_Work to be completed_
Could you print all the entries exactly?
○ ○ ○ ○ ○ ○ ○
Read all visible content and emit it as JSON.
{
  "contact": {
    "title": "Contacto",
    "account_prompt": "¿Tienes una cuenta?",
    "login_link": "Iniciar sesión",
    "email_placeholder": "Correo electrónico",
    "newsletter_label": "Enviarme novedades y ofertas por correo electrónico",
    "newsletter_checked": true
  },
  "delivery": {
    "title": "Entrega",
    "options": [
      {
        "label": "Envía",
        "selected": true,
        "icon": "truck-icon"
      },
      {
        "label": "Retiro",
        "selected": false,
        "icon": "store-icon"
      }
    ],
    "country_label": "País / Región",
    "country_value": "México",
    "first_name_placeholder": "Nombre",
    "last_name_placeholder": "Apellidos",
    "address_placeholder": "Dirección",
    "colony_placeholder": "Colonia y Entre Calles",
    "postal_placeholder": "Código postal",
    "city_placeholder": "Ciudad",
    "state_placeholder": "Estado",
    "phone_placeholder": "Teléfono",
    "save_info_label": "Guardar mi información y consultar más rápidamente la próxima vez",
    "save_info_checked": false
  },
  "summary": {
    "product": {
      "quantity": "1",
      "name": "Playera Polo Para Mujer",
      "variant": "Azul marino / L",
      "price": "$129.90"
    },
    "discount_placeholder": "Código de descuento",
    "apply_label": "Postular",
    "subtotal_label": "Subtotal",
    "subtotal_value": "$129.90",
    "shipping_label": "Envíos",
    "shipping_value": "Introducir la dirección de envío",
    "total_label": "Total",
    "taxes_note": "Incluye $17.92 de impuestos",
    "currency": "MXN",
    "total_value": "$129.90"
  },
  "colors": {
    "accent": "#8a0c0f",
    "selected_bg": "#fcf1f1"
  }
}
○ ○ ○ ○ ○ ○ ○
_Full output_
Read all visible content and emit it as JSON.
{
  "contact": {
    "title": "Contacto",
    "account_prompt": "¿Tienes una cuenta?",
    "login_link": "Iniciar sesión",
    "email_placeholder": "Correo electrónico",
    "newsletter_label": "Enviarme novedades y ofertas por correo electrónico",
    "newsletter_checked": true
  },
  "delivery": {
    "title": "Entrega",
    "options": [
      {
        "label": "Envía",
        "selected": true,
        "icon": "truck-icon"
      },
      {
        "label": "Retiro",
        "selected": false,
        "icon": "store-icon"
      }
    ],
    "country_label": "País / Región",
    "country_value": "México",
    "first_name_placeholder": "Nombre",
    "last_name_placeholder": "Apellidos",
    "address_placeholder": "Dirección",
    "colony_placeholder": "Colonia y Entre Calles",
    "postal_placeholder": "Código postal",
    "city_placeholder": "Ciudad",
    "state_placeholder": "Estado",
    "phone_placeholder": "Teléfono",
    "save_info_label": "Guardar mi información y consultar más rápidamente la próxima vez",
    "save_info_checked": false
  },
  "summary": {
    "product": {
      "quantity": "1",
      "name": "Playera Polo Para Mujer",
      "variant": "Azul marino / L",
      "price": "$129.90"
    },
    "discount_placeholder": "Código de descuento",
    "apply_label": "Postular",
    "subtotal_label": "Subtotal",
    "subtotal_value": "$129.90",
    "shipping_label": "Envíos",
    "shipping_value": "Introducir la dirección de envío",
    "total_label": "Total",
    "taxes_note": "Incluye $17.92 de impuestos",
    "currency": "MXN",
    "total_value": "$129.90"
  },
  "colors": {
    "accent": "#8a0c0f",
    "selected_bg": "#fcf1f1"
  }
}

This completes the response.